* START Material for this task *

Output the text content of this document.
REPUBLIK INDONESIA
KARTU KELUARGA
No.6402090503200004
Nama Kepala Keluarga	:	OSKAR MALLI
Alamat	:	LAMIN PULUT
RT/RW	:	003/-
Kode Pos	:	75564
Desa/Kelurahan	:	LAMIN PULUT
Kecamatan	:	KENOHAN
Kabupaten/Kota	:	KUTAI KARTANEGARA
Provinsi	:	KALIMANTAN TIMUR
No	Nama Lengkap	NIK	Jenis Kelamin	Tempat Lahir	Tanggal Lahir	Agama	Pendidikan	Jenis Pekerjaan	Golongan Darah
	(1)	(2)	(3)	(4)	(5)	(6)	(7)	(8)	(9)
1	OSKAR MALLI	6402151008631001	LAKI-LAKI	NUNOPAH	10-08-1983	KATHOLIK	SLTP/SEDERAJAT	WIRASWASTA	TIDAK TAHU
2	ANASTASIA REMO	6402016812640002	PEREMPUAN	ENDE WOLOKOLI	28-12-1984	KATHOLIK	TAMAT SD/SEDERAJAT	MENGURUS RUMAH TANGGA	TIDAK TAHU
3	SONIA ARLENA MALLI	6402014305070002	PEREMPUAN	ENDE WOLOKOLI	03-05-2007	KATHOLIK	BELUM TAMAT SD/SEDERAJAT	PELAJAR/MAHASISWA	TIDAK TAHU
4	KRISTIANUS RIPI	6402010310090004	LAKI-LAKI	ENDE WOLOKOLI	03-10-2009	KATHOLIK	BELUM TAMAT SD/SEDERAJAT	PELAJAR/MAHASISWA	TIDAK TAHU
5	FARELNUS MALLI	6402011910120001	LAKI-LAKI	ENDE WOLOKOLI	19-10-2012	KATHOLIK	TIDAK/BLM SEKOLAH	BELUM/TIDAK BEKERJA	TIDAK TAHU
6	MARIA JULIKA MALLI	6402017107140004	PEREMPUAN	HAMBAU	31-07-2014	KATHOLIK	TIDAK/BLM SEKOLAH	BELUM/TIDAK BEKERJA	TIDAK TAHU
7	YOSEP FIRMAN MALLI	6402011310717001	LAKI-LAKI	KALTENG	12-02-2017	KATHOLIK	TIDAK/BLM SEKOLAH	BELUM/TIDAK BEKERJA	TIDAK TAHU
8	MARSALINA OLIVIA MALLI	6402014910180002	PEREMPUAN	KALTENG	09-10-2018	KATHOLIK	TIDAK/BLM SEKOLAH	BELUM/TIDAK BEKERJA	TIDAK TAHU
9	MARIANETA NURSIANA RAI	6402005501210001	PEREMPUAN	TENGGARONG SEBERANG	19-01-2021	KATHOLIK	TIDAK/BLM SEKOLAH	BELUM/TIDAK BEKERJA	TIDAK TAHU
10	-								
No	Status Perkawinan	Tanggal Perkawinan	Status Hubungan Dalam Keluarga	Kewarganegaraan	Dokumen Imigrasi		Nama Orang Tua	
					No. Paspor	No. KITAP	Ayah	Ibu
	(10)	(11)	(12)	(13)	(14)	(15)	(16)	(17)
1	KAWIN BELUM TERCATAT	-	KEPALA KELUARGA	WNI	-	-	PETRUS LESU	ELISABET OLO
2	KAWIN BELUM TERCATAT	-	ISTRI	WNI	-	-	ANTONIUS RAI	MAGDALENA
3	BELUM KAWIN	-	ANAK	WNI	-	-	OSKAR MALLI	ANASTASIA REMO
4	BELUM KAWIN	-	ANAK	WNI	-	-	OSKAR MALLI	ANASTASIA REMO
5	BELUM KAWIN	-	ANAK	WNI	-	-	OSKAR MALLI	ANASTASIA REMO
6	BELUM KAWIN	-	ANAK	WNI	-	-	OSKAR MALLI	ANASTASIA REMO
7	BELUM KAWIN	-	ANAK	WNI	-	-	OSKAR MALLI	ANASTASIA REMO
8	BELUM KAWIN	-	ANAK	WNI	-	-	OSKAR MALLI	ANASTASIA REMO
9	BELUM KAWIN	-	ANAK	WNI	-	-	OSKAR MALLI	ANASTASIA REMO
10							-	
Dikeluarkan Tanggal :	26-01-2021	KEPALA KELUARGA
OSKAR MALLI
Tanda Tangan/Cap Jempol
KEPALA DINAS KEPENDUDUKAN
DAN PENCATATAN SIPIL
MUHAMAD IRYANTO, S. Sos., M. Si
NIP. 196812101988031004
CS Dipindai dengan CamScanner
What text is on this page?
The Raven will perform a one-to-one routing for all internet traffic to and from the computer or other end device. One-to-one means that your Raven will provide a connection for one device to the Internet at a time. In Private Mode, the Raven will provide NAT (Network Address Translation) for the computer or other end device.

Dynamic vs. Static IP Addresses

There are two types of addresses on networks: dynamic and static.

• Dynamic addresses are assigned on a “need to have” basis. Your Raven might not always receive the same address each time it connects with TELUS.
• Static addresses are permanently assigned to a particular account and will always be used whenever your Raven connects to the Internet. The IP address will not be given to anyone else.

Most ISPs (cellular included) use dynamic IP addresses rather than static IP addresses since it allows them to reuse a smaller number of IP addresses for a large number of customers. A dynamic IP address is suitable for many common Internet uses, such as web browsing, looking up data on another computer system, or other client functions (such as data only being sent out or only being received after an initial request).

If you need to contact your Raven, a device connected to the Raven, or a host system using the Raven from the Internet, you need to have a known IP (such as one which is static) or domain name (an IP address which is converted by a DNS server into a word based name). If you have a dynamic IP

* END Material for this task *

Short task: Only lines that contain the word "OSKAR" are wanted; copy each of them.

Result:
Nama Kepala Keluarga	:	OSKAR MALLI
1	OSKAR MALLI	6402151008631001	LAKI-LAKI	NUNOPAH	10-08-1983	KATHOLIK	SLTP/SEDERAJAT	WIRASWASTA	TIDAK TAHU
3	BELUM KAWIN	-	ANAK	WNI	-	-	OSKAR MALLI	ANASTASIA REMO
4	BELUM KAWIN	-	ANAK	WNI	-	-	OSKAR MALLI	ANASTASIA REMO
5	BELUM KAWIN	-	ANAK	WNI	-	-	OSKAR MALLI	ANASTASIA REMO
6	BELUM KAWIN	-	ANAK	WNI	-	-	OSKAR MALLI	ANASTASIA REMO
7	BELUM KAWIN	-	ANAK	WNI	-	-	OSKAR MALLI	ANASTASIA REMO
8	BELUM KAWIN	-	ANAK	WNI	-	-	OSKAR MALLI	ANASTASIA REMO
9	BELUM KAWIN	-	ANAK	WNI	-	-	OSKAR MALLI	ANASTASIA REMO
OSKAR MALLI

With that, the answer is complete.